# INSTRUCTION:
Omit all images, then return the remaining material exactly as it stands.
— start of SUPPLIED ENTRIES —
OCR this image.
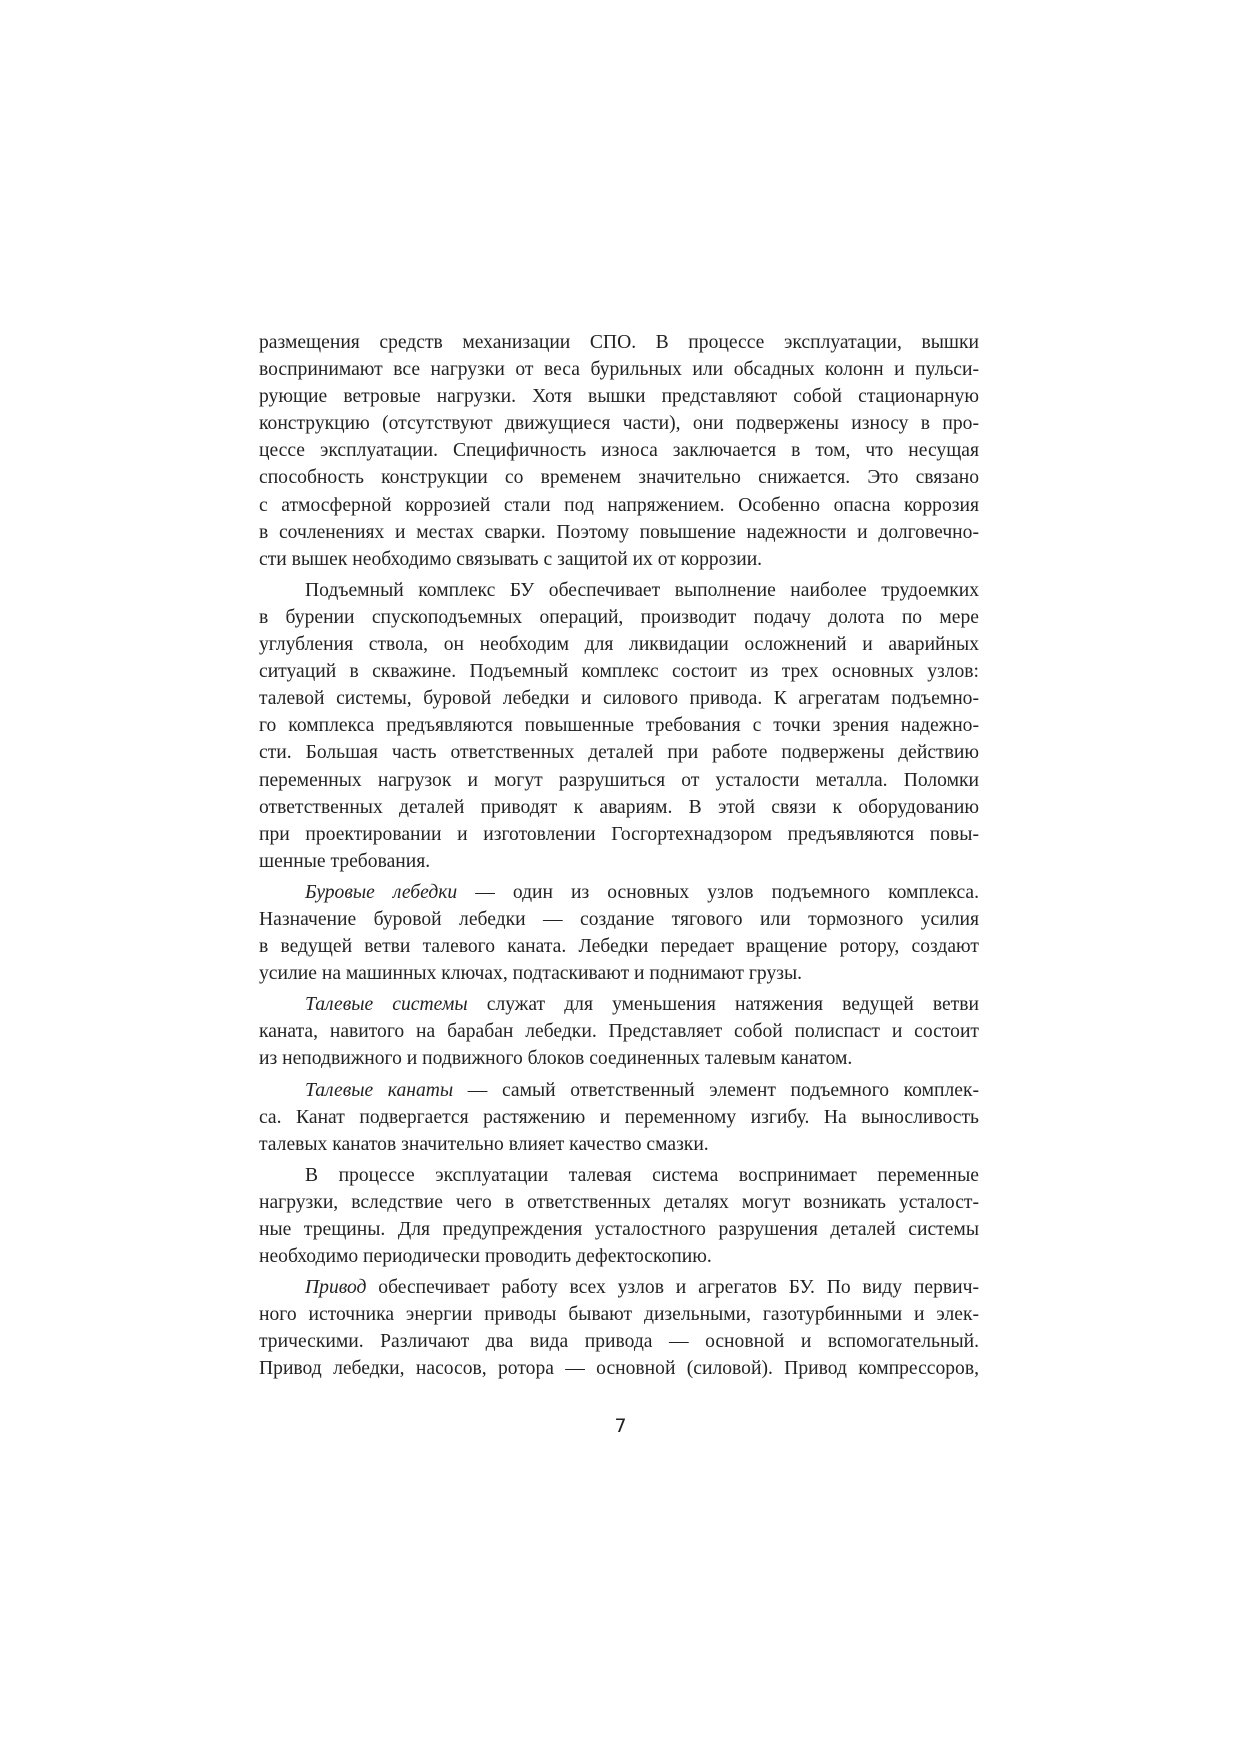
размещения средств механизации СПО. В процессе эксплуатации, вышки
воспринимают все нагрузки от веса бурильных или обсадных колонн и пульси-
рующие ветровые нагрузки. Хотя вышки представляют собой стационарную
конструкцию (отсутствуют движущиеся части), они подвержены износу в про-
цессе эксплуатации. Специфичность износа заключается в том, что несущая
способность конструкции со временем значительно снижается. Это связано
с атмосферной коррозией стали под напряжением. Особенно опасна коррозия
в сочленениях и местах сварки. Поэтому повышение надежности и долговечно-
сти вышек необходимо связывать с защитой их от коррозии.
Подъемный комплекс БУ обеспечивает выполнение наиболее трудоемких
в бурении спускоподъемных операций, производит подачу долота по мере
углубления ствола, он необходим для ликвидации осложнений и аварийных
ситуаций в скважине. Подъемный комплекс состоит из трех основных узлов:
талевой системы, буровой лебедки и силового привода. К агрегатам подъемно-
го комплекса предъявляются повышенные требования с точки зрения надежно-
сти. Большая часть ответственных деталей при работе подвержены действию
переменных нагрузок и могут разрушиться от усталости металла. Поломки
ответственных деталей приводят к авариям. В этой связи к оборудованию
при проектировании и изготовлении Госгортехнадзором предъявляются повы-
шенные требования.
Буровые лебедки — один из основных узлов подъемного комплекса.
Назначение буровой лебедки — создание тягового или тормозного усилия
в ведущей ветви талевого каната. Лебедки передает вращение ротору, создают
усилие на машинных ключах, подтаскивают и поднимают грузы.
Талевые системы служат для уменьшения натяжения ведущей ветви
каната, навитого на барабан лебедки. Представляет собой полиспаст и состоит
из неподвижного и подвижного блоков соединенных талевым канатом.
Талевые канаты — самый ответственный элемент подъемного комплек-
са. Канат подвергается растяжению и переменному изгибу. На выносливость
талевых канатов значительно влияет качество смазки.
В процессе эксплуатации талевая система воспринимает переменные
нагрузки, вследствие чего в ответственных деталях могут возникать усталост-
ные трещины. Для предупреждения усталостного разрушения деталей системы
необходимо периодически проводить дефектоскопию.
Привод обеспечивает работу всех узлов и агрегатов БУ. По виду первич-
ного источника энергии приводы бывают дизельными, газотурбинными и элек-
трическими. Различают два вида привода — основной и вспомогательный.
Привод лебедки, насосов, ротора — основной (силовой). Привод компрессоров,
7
— end of SUPPLIED ENTRIES —
# TASK RESPONSE:
OCR this image.
размещения средств механизации СПО. В процессе эксплуатации, вышки
воспринимают все нагрузки от веса бурильных или обсадных колонн и пульси-
рующие ветровые нагрузки. Хотя вышки представляют собой стационарную
конструкцию (отсутствуют движущиеся части), они подвержены износу в про-
цессе эксплуатации. Специфичность износа заключается в том, что несущая
способность конструкции со временем значительно снижается. Это связано
с атмосферной коррозией стали под напряжением. Особенно опасна коррозия
в сочленениях и местах сварки. Поэтому повышение надежности и долговечно-
сти вышек необходимо связывать с защитой их от коррозии.
Подъемный комплекс БУ обеспечивает выполнение наиболее трудоемких
в бурении спускоподъемных операций, производит подачу долота по мере
углубления ствола, он необходим для ликвидации осложнений и аварийных
ситуаций в скважине. Подъемный комплекс состоит из трех основных узлов:
талевой системы, буровой лебедки и силового привода. К агрегатам подъемно-
го комплекса предъявляются повышенные требования с точки зрения надежно-
сти. Большая часть ответственных деталей при работе подвержены действию
переменных нагрузок и могут разрушиться от усталости металла. Поломки
ответственных деталей приводят к авариям. В этой связи к оборудованию
при проектировании и изготовлении Госгортехнадзором предъявляются повы-
шенные требования.
Буровые лебедки — один из основных узлов подъемного комплекса.
Назначение буровой лебедки — создание тягового или тормозного усилия
в ведущей ветви талевого каната. Лебедки передает вращение ротору, создают
усилие на машинных ключах, подтаскивают и поднимают грузы.
Талевые системы служат для уменьшения натяжения ведущей ветви
каната, навитого на барабан лебедки. Представляет собой полиспаст и состоит
из неподвижного и подвижного блоков соединенных талевым канатом.
Талевые канаты — самый ответственный элемент подъемного комплек-
са. Канат подвергается растяжению и переменному изгибу. На выносливость
талевых канатов значительно влияет качество смазки.
В процессе эксплуатации талевая система воспринимает переменные
нагрузки, вследствие чего в ответственных деталях могут возникать усталост-
ные трещины. Для предупреждения усталостного разрушения деталей системы
необходимо периодически проводить дефектоскопию.
Привод обеспечивает работу всех узлов и агрегатов БУ. По виду первич-
ного источника энергии приводы бывают дизельными, газотурбинными и элек-
трическими. Различают два вида привода — основной и вспомогательный.
Привод лебедки, насосов, ротора — основной (силовой). Привод компрессоров,
7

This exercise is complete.